What is needed: Reproduce only the lines from the one containing "stats-category: Cloud (622, 1625, 647, 1637)" through the one containing "stats-industry-value: 22.8% (948, 1177, 975, 1188)", both included, with every "Forensics" changed to "Digital Forensics" and nothing else altered.

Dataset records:
## START

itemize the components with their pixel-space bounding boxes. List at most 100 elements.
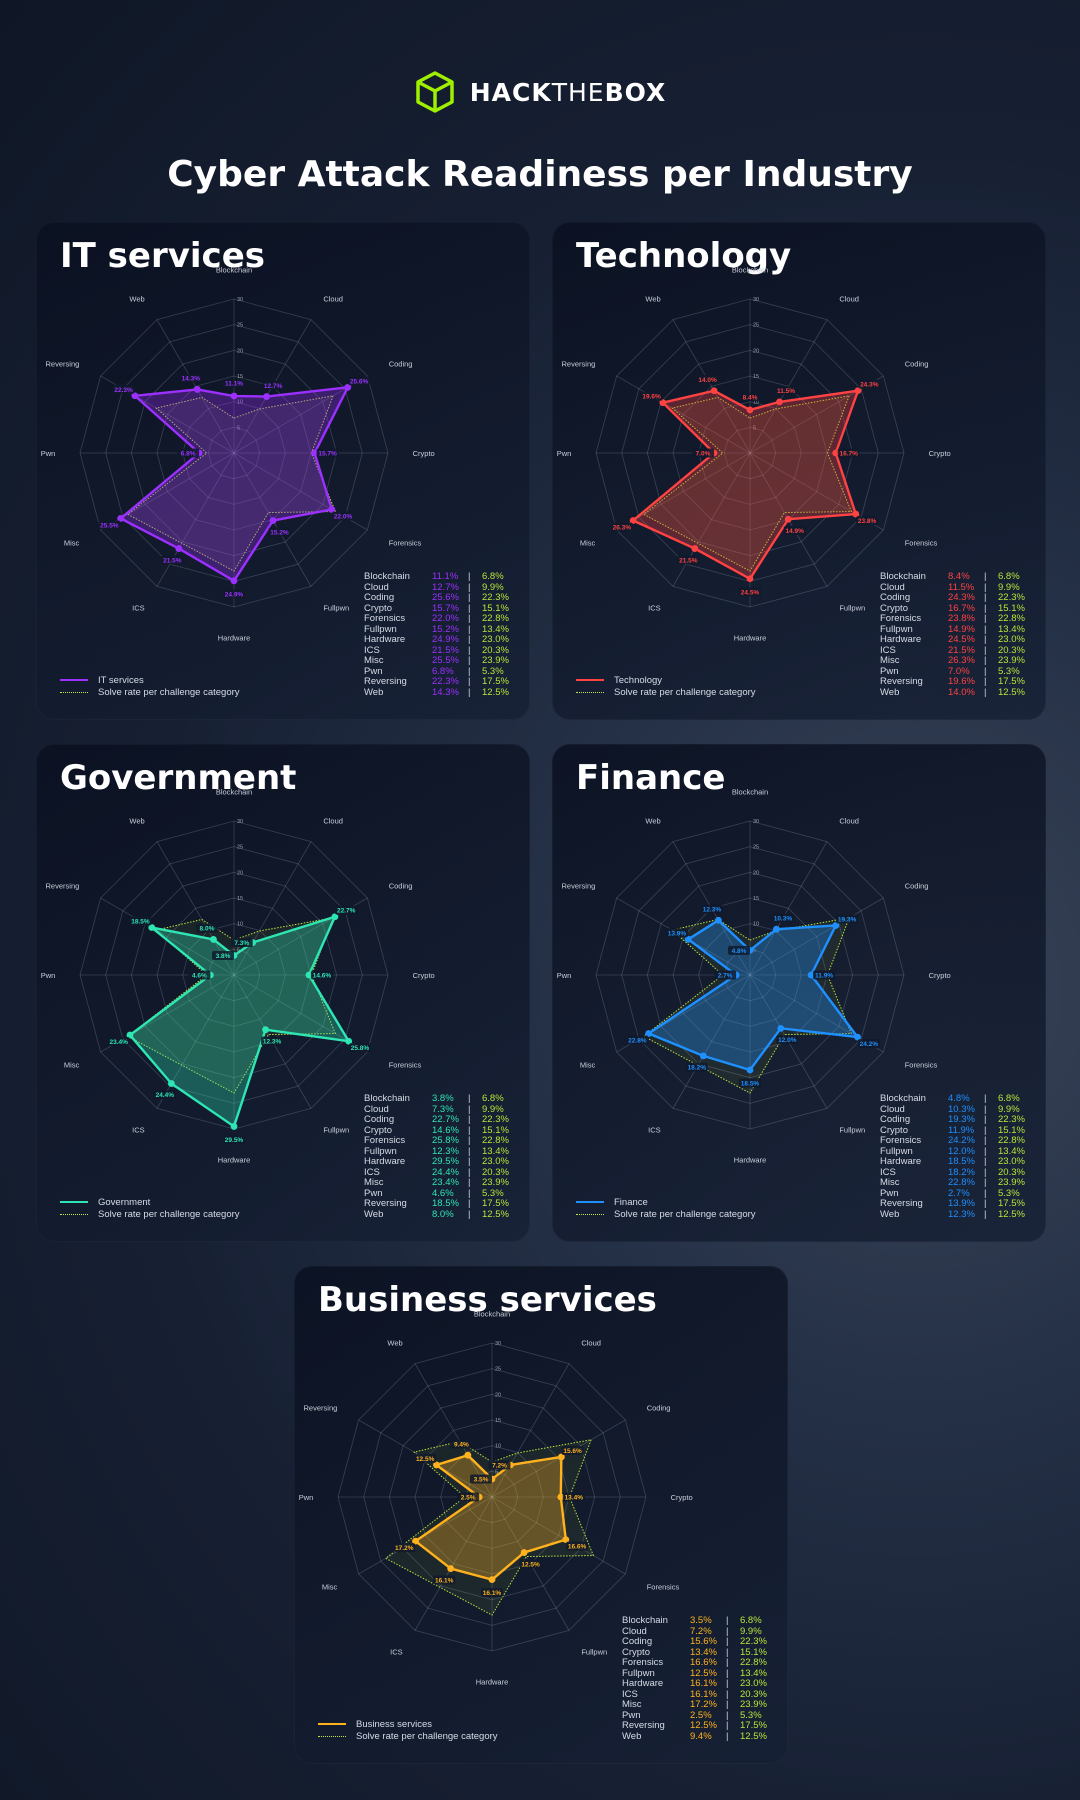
stats-category: Cloud (622, 1625, 647, 1637)
data-label-bg (316, 448, 339, 458)
stats-separator: | (726, 1646, 729, 1658)
stats-separator: | (468, 1124, 471, 1136)
stats-row: ICS 18.2% | 20.3% (880, 1167, 1025, 1179)
stats-baseline-value: 22.8% (482, 613, 509, 624)
data-label: 25.8% (351, 1045, 370, 1052)
stats-separator: | (468, 686, 471, 698)
data-point (126, 1031, 134, 1039)
data-label-bg (562, 1492, 585, 1502)
data-label-bg (677, 555, 700, 565)
card-title: IT services (60, 236, 266, 276)
grid-spoke (749, 841, 828, 976)
stats-row: ICS 16.1% | 20.3% (622, 1688, 767, 1701)
data-label-bg (230, 938, 253, 948)
stats-category: Cloud (880, 581, 905, 593)
data-label-bg (610, 522, 633, 532)
category-label: Web (129, 816, 144, 825)
stats-baseline-value: 22.8% (998, 1135, 1025, 1146)
grid-ring (698, 923, 802, 1027)
data-label-bg (348, 1043, 371, 1053)
stats-separator: | (984, 1145, 987, 1157)
stats-category: Hardware (880, 1156, 922, 1167)
stats-baseline-value: 23.9% (740, 1699, 767, 1710)
radial-tick-label: 30 (753, 297, 759, 303)
category-label: Web (129, 294, 144, 303)
stats-row: Web 14.3% | 12.5% (364, 686, 509, 699)
stats-category: Forensics (622, 1657, 664, 1668)
category-label: Cloud (323, 816, 343, 825)
stats-industry-value: 16.6% (690, 1657, 717, 1668)
stats-baseline-value: 5.3% (482, 1187, 504, 1199)
stats-row: Crypto 15.7% | 15.1% (364, 603, 509, 615)
stats-industry-value: 22.8% (948, 1177, 975, 1188)
data-label-bg (177, 448, 200, 458)
data-point (715, 916, 722, 924)
stats-row: Fullpwn 12.0% | 13.4% (880, 1145, 1025, 1158)
data-label-bg (129, 916, 152, 926)
stats-baseline-value: 22.8% (998, 613, 1025, 624)
brand-logo: HACKTHEBOX (0, 70, 1080, 114)
stats-row: Coding 15.6% | 22.3% (622, 1636, 767, 1648)
stats-row: Coding 24.3% | 22.3% (880, 592, 1025, 604)
data-label-bg (481, 1588, 503, 1598)
data-point (557, 1453, 565, 1461)
stats-category: Fullpwn (880, 623, 913, 635)
category-label: Hardware (218, 634, 251, 643)
radial-tick-label: 20 (495, 1392, 501, 1398)
data-label-bg (98, 520, 121, 530)
stats-industry-value: 12.5% (690, 1720, 717, 1731)
data-point (488, 1576, 496, 1584)
stats-row: Cloud 12.7% | 9.9% (364, 582, 509, 594)
stats-industry-value: 7.0% (948, 665, 970, 677)
data-label: 24.4% (156, 1092, 175, 1099)
data-point (117, 515, 125, 522)
stats-row: Cloud 11.5% | 9.9% (880, 581, 1025, 594)
stats-row: Web 8.0% | 12.5% (364, 1209, 509, 1221)
stats-category: Pwn (364, 665, 383, 677)
legend-item-industry: Business services (318, 1718, 498, 1730)
data-label-bg (776, 1035, 799, 1045)
stats-industry-value: 14.9% (948, 623, 975, 635)
category-label: Crypto (413, 449, 435, 458)
card-title: Government (60, 758, 297, 798)
stats-category: Crypto (364, 1124, 392, 1136)
category-label: Fullpwn (839, 1126, 865, 1135)
data-label-bg (561, 1445, 584, 1455)
stats-separator: | (726, 1688, 729, 1700)
stats-separator: | (468, 644, 471, 656)
data-label: 22.3% (114, 387, 133, 394)
data-label-bg (212, 950, 234, 960)
data-label-bg (161, 555, 184, 565)
stats-category: Misc (364, 1177, 384, 1188)
data-label: 16.1% (435, 1577, 454, 1584)
stats-baseline-value: 20.3% (998, 644, 1025, 656)
card-finance: Finance 51015202530BlockchainCloudCoding… (552, 744, 1046, 1242)
stats-industry-value: 25.5% (432, 655, 459, 666)
data-point (269, 517, 277, 524)
stats-row: Reversing 18.5% | 17.5% (364, 1198, 509, 1210)
grid-ring (595, 820, 905, 1130)
category-label: Hardware (476, 1678, 509, 1687)
category-label: Forensics (905, 538, 938, 547)
data-point (305, 971, 313, 979)
data-label: 21.5% (163, 557, 182, 564)
stats-baseline-value: 13.4% (998, 623, 1025, 635)
data-label-bg (112, 384, 135, 394)
category-label: Web (645, 294, 660, 303)
data-label: 22.0% (334, 513, 353, 520)
data-label-bg (414, 1453, 437, 1463)
grid-spoke (672, 319, 751, 454)
data-label: 12.7% (264, 383, 283, 390)
grid-ring (337, 1342, 647, 1652)
stats-category: Forensics (364, 1135, 406, 1146)
data-label: 14.0% (698, 377, 717, 384)
stats-industry-value: 9.4% (690, 1730, 712, 1742)
data-label: 24.3% (860, 382, 879, 389)
stats-separator: | (984, 634, 987, 645)
stats-baseline-value: 23.0% (740, 1678, 767, 1689)
grid-spoke (491, 1363, 570, 1498)
legend-swatch (60, 1201, 88, 1203)
stats-category: Forensics (880, 613, 922, 624)
radial-tick-label: 15 (495, 1418, 501, 1424)
stats-industry-value: 3.8% (432, 1093, 454, 1104)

## END

Solution below:
stats-category: Cloud (622, 1625, 647, 1637)
data-label-bg (316, 448, 339, 458)
stats-separator: | (726, 1646, 729, 1658)
stats-separator: | (468, 1124, 471, 1136)
stats-row: ICS 18.2% | 20.3% (880, 1167, 1025, 1179)
stats-baseline-value: 22.8% (482, 613, 509, 624)
data-label: 25.8% (351, 1045, 370, 1052)
stats-separator: | (468, 686, 471, 698)
data-point (126, 1031, 134, 1039)
data-label-bg (562, 1492, 585, 1502)
data-label-bg (677, 555, 700, 565)
card-title: IT services (60, 236, 266, 276)
grid-spoke (749, 841, 828, 976)
stats-row: ICS 16.1% | 20.3% (622, 1688, 767, 1701)
data-label-bg (230, 938, 253, 948)
stats-category: Cloud (880, 581, 905, 593)
data-label-bg (610, 522, 633, 532)
category-label: Web (129, 816, 144, 825)
stats-baseline-value: 22.8% (998, 1135, 1025, 1146)
grid-ring (698, 923, 802, 1027)
data-label-bg (348, 1043, 371, 1053)
stats-separator: | (984, 1145, 987, 1157)
stats-category: Hardware (880, 1156, 922, 1167)
stats-baseline-value: 23.9% (740, 1699, 767, 1710)
radial-tick-label: 30 (753, 297, 759, 303)
category-label: Web (129, 294, 144, 303)
stats-row: Web 14.3% | 12.5% (364, 686, 509, 699)
stats-category: Digital Forensics (622, 1657, 664, 1668)
category-label: Cloud (323, 816, 343, 825)
stats-industry-value: 16.6% (690, 1657, 717, 1668)
stats-baseline-value: 5.3% (482, 1187, 504, 1199)
stats-row: Crypto 15.7% | 15.1% (364, 603, 509, 615)
stats-industry-value: 22.8% (948, 1177, 975, 1188)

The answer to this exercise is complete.